───── Data shown
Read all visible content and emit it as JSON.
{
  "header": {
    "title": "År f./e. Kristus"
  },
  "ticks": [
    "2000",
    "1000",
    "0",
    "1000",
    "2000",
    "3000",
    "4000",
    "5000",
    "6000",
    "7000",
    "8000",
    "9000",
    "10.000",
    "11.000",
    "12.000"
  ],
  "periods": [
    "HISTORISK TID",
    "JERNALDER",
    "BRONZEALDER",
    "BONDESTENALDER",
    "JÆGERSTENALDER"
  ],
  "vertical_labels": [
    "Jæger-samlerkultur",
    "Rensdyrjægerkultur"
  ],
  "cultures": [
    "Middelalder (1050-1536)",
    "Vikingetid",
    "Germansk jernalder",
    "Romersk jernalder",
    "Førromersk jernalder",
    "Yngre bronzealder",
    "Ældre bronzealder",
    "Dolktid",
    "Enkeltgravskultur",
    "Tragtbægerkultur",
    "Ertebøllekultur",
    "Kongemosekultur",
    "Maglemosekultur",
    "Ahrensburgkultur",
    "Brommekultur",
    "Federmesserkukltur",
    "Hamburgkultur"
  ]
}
──────────
───── Data shown
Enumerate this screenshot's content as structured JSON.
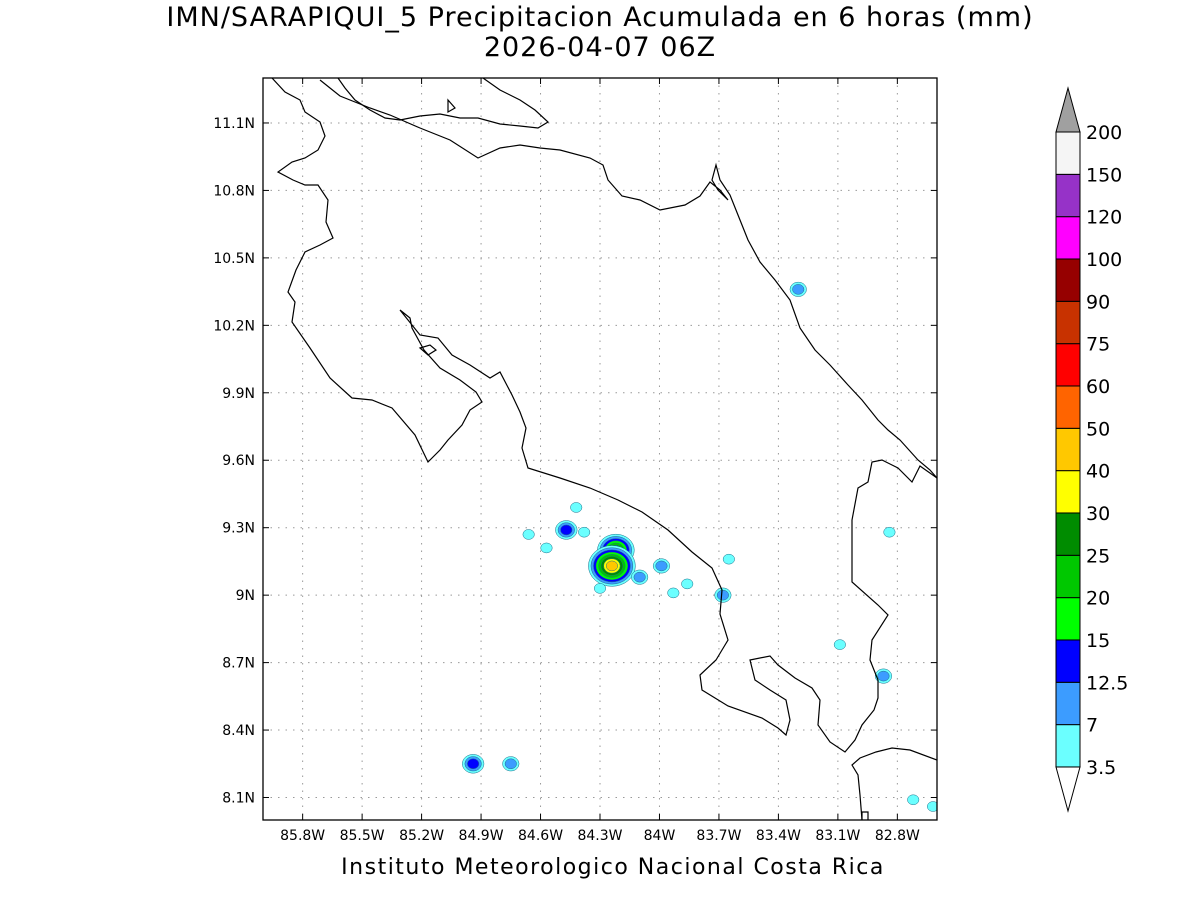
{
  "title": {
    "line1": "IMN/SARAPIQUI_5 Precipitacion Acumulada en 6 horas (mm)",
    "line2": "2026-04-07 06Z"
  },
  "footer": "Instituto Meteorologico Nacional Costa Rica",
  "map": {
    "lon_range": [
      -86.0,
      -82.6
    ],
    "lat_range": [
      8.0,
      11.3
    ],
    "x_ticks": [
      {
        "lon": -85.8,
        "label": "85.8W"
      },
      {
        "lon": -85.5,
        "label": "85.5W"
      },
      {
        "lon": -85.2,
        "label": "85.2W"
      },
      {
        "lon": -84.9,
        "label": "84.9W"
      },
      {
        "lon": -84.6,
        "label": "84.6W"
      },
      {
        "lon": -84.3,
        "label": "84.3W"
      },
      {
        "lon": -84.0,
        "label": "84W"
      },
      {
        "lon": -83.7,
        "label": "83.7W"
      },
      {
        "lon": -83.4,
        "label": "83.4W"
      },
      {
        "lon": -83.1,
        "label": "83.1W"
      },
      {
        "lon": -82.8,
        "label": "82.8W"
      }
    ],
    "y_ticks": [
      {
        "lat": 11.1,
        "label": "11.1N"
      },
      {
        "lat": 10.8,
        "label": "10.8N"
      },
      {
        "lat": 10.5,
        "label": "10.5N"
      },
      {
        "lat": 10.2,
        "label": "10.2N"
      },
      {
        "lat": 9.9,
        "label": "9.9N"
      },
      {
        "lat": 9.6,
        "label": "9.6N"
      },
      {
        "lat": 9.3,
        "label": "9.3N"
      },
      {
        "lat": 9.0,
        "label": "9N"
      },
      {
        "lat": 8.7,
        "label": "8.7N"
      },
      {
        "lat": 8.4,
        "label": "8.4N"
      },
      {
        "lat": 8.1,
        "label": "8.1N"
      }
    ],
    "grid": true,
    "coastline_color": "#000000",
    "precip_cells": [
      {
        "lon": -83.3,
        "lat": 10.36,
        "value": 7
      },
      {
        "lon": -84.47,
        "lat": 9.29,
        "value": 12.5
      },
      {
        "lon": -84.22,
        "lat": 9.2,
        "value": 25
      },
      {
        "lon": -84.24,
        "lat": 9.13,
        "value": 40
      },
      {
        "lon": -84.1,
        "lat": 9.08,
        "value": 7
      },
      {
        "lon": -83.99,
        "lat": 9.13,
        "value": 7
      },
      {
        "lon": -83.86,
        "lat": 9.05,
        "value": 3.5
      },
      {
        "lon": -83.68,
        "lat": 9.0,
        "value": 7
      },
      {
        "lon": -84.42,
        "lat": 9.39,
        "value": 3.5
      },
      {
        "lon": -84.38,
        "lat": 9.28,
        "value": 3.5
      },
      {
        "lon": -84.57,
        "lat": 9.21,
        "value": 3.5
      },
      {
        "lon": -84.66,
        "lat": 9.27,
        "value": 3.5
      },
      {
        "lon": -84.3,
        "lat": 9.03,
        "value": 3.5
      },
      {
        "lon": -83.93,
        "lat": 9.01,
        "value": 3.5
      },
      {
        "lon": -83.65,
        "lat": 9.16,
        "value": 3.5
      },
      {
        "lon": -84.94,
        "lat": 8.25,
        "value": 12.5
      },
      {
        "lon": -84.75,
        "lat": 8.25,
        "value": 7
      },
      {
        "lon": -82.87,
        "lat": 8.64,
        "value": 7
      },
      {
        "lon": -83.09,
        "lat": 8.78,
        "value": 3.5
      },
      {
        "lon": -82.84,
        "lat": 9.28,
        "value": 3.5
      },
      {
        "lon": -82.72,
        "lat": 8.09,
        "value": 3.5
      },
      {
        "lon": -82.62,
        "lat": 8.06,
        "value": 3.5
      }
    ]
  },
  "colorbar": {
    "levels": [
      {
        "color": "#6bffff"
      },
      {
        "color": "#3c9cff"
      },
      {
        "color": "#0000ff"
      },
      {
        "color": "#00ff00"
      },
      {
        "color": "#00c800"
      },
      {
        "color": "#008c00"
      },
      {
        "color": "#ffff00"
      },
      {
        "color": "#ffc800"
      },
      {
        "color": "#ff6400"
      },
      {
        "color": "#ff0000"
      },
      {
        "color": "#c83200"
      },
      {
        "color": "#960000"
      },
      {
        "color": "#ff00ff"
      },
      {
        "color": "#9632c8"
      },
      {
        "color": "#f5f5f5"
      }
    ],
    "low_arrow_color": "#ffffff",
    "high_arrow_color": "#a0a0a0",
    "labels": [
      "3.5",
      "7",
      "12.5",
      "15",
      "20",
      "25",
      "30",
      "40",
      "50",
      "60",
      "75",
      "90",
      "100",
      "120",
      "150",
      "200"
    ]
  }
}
──────────
_Exercise description_
Go through the listing above and list every line that has the word "content".

_Exercise response_
Read all visible content and emit it as JSON.
Enumerate this screenshot's content as structured JSON.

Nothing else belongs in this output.